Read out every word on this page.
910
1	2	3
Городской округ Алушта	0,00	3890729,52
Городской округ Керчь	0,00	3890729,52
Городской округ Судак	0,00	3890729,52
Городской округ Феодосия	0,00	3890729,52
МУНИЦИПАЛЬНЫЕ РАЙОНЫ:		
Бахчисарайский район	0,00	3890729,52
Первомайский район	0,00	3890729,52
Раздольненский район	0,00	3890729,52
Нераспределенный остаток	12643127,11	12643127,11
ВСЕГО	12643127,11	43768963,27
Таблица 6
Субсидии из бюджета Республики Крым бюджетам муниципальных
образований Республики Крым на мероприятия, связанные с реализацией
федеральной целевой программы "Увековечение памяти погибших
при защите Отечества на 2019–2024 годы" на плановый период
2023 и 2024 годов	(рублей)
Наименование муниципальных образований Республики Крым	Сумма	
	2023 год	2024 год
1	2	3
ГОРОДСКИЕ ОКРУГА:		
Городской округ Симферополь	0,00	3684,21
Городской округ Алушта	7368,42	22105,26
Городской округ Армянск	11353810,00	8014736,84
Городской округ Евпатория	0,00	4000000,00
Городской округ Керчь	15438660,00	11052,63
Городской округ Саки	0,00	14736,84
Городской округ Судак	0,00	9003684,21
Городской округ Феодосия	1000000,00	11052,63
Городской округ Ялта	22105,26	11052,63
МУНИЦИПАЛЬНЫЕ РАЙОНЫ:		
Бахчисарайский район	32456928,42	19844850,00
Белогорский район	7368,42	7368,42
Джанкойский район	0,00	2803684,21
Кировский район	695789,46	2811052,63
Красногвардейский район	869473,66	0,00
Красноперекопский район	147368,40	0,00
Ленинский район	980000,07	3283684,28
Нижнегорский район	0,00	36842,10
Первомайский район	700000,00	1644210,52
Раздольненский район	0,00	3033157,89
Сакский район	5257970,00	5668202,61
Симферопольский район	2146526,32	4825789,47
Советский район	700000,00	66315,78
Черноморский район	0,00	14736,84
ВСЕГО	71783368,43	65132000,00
=======
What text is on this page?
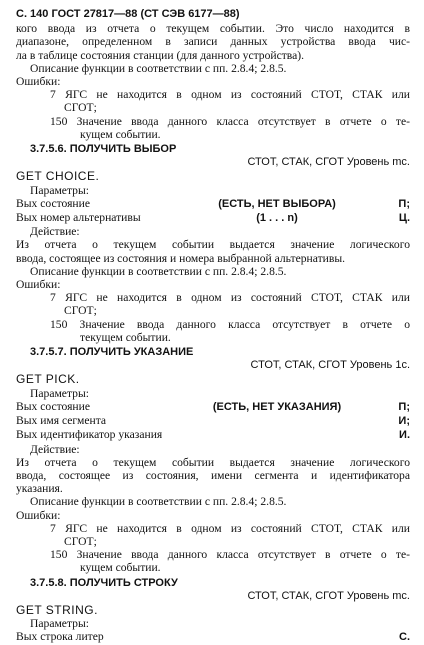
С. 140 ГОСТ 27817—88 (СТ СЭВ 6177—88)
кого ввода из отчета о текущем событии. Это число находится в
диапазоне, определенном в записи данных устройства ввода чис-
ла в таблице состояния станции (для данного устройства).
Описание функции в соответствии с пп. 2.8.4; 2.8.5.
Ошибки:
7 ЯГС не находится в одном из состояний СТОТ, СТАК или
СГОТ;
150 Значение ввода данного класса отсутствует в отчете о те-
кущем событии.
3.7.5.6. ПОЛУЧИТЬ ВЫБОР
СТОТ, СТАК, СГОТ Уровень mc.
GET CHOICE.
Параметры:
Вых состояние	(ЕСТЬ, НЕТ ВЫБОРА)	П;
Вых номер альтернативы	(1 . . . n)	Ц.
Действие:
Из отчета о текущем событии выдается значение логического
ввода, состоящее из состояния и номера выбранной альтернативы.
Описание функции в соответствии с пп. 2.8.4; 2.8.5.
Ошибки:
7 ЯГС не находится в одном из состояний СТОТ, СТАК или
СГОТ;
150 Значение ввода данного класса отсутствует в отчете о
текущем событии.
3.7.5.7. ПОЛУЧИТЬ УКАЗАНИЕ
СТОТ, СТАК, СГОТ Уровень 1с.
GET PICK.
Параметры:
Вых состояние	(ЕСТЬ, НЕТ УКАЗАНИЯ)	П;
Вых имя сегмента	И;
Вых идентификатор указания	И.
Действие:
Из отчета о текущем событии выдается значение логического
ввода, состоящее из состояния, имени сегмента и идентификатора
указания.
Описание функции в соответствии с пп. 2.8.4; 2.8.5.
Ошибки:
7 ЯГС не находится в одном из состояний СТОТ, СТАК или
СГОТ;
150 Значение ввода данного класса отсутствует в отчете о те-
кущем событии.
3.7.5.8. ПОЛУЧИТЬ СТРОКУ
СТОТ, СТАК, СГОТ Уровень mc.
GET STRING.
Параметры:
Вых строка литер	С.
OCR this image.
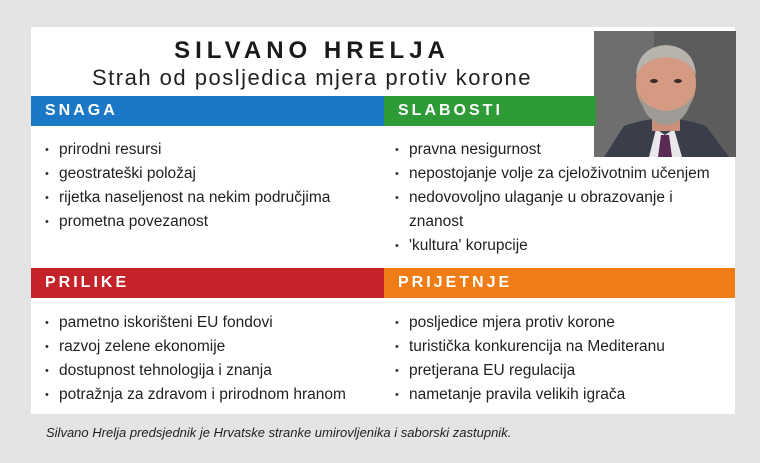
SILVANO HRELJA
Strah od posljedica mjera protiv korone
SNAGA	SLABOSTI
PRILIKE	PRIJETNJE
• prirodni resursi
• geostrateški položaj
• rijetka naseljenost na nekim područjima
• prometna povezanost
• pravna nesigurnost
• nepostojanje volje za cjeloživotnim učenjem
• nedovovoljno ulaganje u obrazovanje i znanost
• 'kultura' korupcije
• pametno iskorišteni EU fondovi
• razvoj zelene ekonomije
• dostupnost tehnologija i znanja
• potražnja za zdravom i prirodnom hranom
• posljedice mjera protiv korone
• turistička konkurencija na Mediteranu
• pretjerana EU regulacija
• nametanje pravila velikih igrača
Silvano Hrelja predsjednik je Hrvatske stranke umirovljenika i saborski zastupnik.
=======
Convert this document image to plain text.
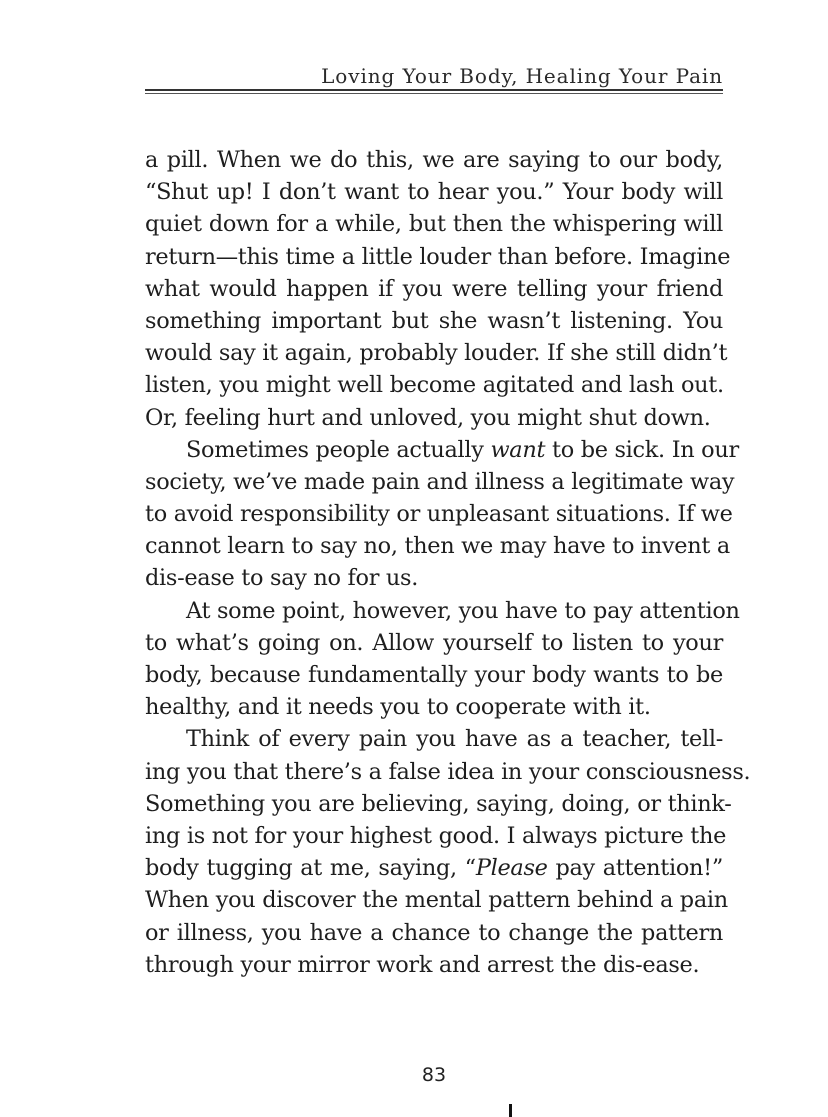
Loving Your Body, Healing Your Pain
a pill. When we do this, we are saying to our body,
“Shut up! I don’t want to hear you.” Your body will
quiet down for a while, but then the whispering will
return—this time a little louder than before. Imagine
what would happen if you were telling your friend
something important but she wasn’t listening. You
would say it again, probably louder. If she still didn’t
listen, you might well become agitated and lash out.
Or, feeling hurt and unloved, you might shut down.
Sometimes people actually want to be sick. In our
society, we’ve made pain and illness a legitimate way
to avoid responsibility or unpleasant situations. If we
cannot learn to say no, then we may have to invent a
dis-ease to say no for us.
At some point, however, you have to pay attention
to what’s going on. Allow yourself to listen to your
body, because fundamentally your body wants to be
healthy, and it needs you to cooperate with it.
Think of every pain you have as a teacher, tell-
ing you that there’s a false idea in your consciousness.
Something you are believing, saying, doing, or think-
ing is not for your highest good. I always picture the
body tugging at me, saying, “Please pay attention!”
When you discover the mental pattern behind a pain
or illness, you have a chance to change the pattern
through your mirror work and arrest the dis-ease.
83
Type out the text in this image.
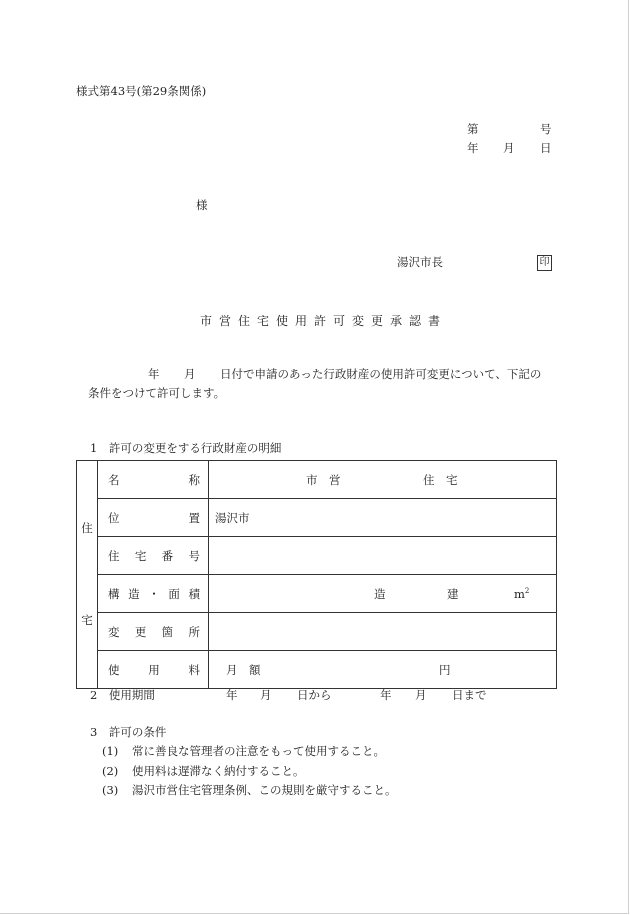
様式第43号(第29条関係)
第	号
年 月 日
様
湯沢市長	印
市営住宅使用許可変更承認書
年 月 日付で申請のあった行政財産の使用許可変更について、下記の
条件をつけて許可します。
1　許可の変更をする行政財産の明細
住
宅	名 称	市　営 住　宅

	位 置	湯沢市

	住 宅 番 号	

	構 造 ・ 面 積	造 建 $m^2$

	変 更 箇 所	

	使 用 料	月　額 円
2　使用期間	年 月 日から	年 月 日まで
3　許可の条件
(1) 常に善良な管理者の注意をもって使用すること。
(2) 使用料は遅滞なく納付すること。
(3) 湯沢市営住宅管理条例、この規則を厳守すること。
=======
● **Given exercise**: Tally how many lines of the records hold the word "When". Answer with the number only.

● **Answer**: 2